== GOAL OF THE EXERCISE ==
How many of the lines below contain "Essential"? Answer with that number alone.

== DATASET RECORDS ==

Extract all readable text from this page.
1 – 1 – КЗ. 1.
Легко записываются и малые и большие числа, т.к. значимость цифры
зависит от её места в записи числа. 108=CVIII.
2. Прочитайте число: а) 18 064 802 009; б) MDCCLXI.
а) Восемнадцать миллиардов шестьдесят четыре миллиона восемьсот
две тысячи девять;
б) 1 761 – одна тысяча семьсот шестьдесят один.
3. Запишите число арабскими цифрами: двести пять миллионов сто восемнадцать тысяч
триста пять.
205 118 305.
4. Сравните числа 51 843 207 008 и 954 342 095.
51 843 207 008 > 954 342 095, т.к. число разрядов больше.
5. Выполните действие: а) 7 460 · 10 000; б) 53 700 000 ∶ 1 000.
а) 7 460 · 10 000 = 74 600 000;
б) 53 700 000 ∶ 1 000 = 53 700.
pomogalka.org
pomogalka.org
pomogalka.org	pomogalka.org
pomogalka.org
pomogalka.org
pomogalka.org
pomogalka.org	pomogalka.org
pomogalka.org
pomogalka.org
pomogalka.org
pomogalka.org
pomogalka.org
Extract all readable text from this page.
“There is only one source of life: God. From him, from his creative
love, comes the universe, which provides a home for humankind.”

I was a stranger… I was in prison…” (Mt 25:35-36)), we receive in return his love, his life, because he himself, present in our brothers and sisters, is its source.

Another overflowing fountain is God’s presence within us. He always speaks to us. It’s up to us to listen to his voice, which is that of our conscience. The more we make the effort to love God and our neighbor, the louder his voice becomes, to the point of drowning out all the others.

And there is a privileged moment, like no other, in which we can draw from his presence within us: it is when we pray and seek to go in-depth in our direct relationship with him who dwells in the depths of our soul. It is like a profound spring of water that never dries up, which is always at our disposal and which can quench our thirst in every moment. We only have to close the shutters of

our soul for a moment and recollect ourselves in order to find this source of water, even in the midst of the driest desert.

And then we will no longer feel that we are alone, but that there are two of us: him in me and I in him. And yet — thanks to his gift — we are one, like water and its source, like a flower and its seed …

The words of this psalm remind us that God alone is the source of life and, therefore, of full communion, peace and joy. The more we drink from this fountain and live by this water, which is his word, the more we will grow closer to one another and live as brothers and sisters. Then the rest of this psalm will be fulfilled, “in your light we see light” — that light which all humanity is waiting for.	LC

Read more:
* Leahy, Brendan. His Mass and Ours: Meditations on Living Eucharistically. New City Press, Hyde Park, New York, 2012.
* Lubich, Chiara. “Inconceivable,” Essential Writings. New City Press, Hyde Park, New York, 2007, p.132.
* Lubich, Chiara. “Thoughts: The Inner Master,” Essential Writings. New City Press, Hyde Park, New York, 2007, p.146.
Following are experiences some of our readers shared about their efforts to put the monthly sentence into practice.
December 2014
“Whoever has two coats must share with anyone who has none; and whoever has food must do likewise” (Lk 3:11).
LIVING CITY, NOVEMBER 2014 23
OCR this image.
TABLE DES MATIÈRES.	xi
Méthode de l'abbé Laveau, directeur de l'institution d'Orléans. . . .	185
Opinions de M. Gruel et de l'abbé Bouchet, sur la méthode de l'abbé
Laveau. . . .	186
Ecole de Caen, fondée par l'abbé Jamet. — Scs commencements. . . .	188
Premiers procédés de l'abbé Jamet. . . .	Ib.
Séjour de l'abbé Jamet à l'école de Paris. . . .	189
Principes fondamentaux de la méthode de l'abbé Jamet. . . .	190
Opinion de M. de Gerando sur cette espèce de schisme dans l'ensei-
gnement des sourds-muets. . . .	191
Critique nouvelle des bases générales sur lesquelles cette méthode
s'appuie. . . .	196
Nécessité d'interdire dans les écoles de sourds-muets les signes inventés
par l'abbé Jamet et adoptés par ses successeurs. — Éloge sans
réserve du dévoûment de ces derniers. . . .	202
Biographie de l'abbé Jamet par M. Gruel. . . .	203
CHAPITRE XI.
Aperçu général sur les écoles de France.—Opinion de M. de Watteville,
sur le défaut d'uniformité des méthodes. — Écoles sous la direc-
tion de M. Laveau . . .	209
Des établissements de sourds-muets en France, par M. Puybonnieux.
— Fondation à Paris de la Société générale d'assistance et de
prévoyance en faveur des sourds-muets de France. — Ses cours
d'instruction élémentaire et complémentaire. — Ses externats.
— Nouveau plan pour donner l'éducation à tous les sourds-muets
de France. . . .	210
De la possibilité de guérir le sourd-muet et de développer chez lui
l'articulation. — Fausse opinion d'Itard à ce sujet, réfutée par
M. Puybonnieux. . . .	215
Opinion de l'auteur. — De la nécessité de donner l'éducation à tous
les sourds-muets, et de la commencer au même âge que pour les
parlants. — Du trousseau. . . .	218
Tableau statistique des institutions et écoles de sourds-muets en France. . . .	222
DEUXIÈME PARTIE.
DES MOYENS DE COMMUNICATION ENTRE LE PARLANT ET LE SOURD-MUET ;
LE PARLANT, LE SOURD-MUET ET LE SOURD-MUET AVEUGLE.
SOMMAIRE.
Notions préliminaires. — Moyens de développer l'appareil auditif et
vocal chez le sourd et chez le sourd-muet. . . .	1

== OUTPUT BELOW ==
2